━━━━━ Data provided ━━━━━

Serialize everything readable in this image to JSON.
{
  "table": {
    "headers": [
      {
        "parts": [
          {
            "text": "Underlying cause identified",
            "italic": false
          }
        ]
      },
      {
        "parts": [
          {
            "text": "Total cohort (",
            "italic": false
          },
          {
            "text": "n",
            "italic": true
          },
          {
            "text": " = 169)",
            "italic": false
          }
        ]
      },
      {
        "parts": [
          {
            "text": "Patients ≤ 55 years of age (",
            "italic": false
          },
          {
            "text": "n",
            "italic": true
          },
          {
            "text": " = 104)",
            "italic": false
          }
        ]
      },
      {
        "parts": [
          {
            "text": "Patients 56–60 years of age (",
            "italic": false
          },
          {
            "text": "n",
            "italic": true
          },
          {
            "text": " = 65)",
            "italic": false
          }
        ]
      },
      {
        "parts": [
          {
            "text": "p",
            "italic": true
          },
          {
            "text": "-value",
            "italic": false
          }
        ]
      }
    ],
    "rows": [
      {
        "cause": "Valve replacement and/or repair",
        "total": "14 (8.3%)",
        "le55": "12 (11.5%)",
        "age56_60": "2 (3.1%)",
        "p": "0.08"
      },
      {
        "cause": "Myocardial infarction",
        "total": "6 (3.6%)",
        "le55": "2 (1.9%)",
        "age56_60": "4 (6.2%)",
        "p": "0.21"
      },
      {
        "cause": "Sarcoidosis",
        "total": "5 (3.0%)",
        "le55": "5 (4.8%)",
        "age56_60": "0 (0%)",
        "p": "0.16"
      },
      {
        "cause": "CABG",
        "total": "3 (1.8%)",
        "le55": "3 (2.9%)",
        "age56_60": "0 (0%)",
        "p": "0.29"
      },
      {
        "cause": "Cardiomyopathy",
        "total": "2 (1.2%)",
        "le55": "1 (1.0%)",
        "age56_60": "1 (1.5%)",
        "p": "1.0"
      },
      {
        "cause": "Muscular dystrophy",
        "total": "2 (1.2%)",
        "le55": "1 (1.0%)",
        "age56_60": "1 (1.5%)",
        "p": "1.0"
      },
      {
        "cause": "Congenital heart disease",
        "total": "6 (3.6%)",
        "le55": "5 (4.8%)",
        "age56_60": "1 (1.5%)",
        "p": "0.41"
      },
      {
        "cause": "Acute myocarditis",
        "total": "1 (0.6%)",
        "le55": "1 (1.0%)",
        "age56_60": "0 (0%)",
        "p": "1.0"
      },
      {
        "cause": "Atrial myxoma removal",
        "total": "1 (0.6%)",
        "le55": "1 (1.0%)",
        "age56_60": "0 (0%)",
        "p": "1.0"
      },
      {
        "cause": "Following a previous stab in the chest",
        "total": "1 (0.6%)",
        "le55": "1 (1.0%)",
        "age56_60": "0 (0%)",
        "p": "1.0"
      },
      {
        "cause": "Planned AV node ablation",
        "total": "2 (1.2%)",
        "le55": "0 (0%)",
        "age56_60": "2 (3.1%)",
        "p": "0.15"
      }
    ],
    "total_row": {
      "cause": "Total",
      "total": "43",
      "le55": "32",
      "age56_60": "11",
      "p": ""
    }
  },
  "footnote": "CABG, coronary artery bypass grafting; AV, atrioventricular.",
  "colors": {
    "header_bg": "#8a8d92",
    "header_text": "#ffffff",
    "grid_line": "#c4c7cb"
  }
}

━━━━━

* Work task:
Copy out the data exactly as it stands, leaving nothing out.

* Response below:
Serialize everything readable in this image to JSON.
{
  "table": {
    "headers": [
      {
        "parts": [
          {
            "text": "Underlying cause identified",
            "italic": false
          }
        ]
      },
      {
        "parts": [
          {
            "text": "Total cohort (",
            "italic": false
          },
          {
            "text": "n",
            "italic": true
          },
          {
            "text": " = 169)",
            "italic": false
          }
        ]
      },
      {
        "parts": [
          {
            "text": "Patients ≤ 55 years of age (",
            "italic": false
          },
          {
            "text": "n",
            "italic": true
          },
          {
            "text": " = 104)",
            "italic": false
          }
        ]
      },
      {
        "parts": [
          {
            "text": "Patients 56–60 years of age (",
            "italic": false
          },
          {
            "text": "n",
            "italic": true
          },
          {
            "text": " = 65)",
            "italic": false
          }
        ]
      },
      {
        "parts": [
          {
            "text": "p",
            "italic": true
          },
          {
            "text": "-value",
            "italic": false
          }
        ]
      }
    ],
    "rows": [
      {
        "cause": "Valve replacement and/or repair",
        "total": "14 (8.3%)",
        "le55": "12 (11.5%)",
        "age56_60": "2 (3.1%)",
        "p": "0.08"
      },
      {
        "cause": "Myocardial infarction",
        "total": "6 (3.6%)",
        "le55": "2 (1.9%)",
        "age56_60": "4 (6.2%)",
        "p": "0.21"
      },
      {
        "cause": "Sarcoidosis",
        "total": "5 (3.0%)",
        "le55": "5 (4.8%)",
        "age56_60": "0 (0%)",
        "p": "0.16"
      },
      {
        "cause": "CABG",
        "total": "3 (1.8%)",
        "le55": "3 (2.9%)",
        "age56_60": "0 (0%)",
        "p": "0.29"
      },
      {
        "cause": "Cardiomyopathy",
        "total": "2 (1.2%)",
        "le55": "1 (1.0%)",
        "age56_60": "1 (1.5%)",
        "p": "1.0"
      },
      {
        "cause": "Muscular dystrophy",
        "total": "2 (1.2%)",
        "le55": "1 (1.0%)",
        "age56_60": "1 (1.5%)",
        "p": "1.0"
      },
      {
        "cause": "Congenital heart disease",
        "total": "6 (3.6%)",
        "le55": "5 (4.8%)",
        "age56_60": "1 (1.5%)",
        "p": "0.41"
      },
      {
        "cause": "Acute myocarditis",
        "total": "1 (0.6%)",
        "le55": "1 (1.0%)",
        "age56_60": "0 (0%)",
        "p": "1.0"
      },
      {
        "cause": "Atrial myxoma removal",
        "total": "1 (0.6%)",
        "le55": "1 (1.0%)",
        "age56_60": "0 (0%)",
        "p": "1.0"
      },
      {
        "cause": "Following a previous stab in the chest",
        "total": "1 (0.6%)",
        "le55": "1 (1.0%)",
        "age56_60": "0 (0%)",
        "p": "1.0"
      },
      {
        "cause": "Planned AV node ablation",
        "total": "2 (1.2%)",
        "le55": "0 (0%)",
        "age56_60": "2 (3.1%)",
        "p": "0.15"
      }
    ],
    "total_row": {
      "cause": "Total",
      "total": "43",
      "le55": "32",
      "age56_60": "11",
      "p": ""
    }
  },
  "footnote": "CABG, coronary artery bypass grafting; AV, atrioventricular.",
  "colors": {
    "header_bg": "#8a8d92",
    "header_text": "#ffffff",
    "grid_line": "#c4c7cb"
  }
}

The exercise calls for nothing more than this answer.